**SET TASK:** Print the data that follows exactly.
======== DATA ENTRIES
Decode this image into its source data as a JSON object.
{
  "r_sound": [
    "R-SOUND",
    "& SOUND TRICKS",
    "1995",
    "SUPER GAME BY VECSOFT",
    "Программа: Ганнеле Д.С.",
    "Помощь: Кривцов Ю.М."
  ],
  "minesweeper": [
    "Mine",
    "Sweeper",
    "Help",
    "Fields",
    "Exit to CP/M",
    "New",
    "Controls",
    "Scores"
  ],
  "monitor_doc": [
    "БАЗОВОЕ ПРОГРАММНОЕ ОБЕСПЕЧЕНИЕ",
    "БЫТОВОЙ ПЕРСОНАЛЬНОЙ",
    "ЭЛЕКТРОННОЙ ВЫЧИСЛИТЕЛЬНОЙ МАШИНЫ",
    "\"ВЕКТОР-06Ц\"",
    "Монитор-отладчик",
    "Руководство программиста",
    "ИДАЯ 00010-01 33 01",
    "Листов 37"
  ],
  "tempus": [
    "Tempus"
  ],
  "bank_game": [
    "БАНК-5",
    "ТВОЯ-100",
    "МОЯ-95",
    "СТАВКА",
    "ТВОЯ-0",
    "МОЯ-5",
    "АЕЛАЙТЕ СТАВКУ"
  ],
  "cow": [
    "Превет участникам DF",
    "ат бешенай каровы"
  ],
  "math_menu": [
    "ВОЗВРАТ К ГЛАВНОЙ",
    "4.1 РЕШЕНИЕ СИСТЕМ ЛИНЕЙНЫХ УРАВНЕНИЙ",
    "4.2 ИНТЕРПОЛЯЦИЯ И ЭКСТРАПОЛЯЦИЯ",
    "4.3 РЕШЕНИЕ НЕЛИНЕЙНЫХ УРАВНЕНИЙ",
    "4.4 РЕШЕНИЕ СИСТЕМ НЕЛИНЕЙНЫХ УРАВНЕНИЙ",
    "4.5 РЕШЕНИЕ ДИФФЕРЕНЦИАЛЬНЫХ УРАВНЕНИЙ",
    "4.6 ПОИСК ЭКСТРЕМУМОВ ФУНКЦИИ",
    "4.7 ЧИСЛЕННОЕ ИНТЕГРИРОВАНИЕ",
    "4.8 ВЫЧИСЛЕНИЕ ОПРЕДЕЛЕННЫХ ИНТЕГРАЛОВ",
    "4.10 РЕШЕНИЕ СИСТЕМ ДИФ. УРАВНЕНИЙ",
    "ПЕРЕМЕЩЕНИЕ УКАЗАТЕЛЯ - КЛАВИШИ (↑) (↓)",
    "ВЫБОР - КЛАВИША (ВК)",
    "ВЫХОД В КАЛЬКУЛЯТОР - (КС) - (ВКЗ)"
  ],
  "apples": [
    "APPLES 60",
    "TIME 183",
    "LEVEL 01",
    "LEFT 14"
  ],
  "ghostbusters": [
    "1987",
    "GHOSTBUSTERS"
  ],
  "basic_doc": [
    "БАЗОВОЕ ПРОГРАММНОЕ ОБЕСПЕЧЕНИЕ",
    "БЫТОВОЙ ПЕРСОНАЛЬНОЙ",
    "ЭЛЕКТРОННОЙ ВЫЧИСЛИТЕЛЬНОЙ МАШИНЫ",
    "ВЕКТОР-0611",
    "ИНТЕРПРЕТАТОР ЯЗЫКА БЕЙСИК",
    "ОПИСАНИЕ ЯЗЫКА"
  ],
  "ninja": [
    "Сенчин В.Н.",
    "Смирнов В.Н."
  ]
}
================
**RESPONSE TO THE EXERCISE:**
Decode this image into its source data as a JSON object.
{
  "r_sound": [
    "R-SOUND",
    "& SOUND TRICKS",
    "1995",
    "SUPER GAME BY VECSOFT",
    "Программа: Ганнеле Д.С.",
    "Помощь: Кривцов Ю.М."
  ],
  "minesweeper": [
    "Mine",
    "Sweeper",
    "Help",
    "Fields",
    "Exit to CP/M",
    "New",
    "Controls",
    "Scores"
  ],
  "monitor_doc": [
    "БАЗОВОЕ ПРОГРАММНОЕ ОБЕСПЕЧЕНИЕ",
    "БЫТОВОЙ ПЕРСОНАЛЬНОЙ",
    "ЭЛЕКТРОННОЙ ВЫЧИСЛИТЕЛЬНОЙ МАШИНЫ",
    "\"ВЕКТОР-06Ц\"",
    "Монитор-отладчик",
    "Руководство программиста",
    "ИДАЯ 00010-01 33 01",
    "Листов 37"
  ],
  "tempus": [
    "Tempus"
  ],
  "bank_game": [
    "БАНК-5",
    "ТВОЯ-100",
    "МОЯ-95",
    "СТАВКА",
    "ТВОЯ-0",
    "МОЯ-5",
    "АЕЛАЙТЕ СТАВКУ"
  ],
  "cow": [
    "Превет участникам DF",
    "ат бешенай каровы"
  ],
  "math_menu": [
    "ВОЗВРАТ К ГЛАВНОЙ",
    "4.1 РЕШЕНИЕ СИСТЕМ ЛИНЕЙНЫХ УРАВНЕНИЙ",
    "4.2 ИНТЕРПОЛЯЦИЯ И ЭКСТРАПОЛЯЦИЯ",
    "4.3 РЕШЕНИЕ НЕЛИНЕЙНЫХ УРАВНЕНИЙ",
    "4.4 РЕШЕНИЕ СИСТЕМ НЕЛИНЕЙНЫХ УРАВНЕНИЙ",
    "4.5 РЕШЕНИЕ ДИФФЕРЕНЦИАЛЬНЫХ УРАВНЕНИЙ",
    "4.6 ПОИСК ЭКСТРЕМУМОВ ФУНКЦИИ",
    "4.7 ЧИСЛЕННОЕ ИНТЕГРИРОВАНИЕ",
    "4.8 ВЫЧИСЛЕНИЕ ОПРЕДЕЛЕННЫХ ИНТЕГРАЛОВ",
    "4.10 РЕШЕНИЕ СИСТЕМ ДИФ. УРАВНЕНИЙ",
    "ПЕРЕМЕЩЕНИЕ УКАЗАТЕЛЯ - КЛАВИШИ (↑) (↓)",
    "ВЫБОР - КЛАВИША (ВК)",
    "ВЫХОД В КАЛЬКУЛЯТОР - (КС) - (ВКЗ)"
  ],
  "apples": [
    "APPLES 60",
    "TIME 183",
    "LEVEL 01",
    "LEFT 14"
  ],
  "ghostbusters": [
    "1987",
    "GHOSTBUSTERS"
  ],
  "basic_doc": [
    "БАЗОВОЕ ПРОГРАММНОЕ ОБЕСПЕЧЕНИЕ",
    "БЫТОВОЙ ПЕРСОНАЛЬНОЙ",
    "ЭЛЕКТРОННОЙ ВЫЧИСЛИТЕЛЬНОЙ МАШИНЫ",
    "ВЕКТОР-0611",
    "ИНТЕРПРЕТАТОР ЯЗЫКА БЕЙСИК",
    "ОПИСАНИЕ ЯЗЫКА"
  ],
  "ninja": [
    "Сенчин В.Н.",
    "Смирнов В.Н."
  ]
}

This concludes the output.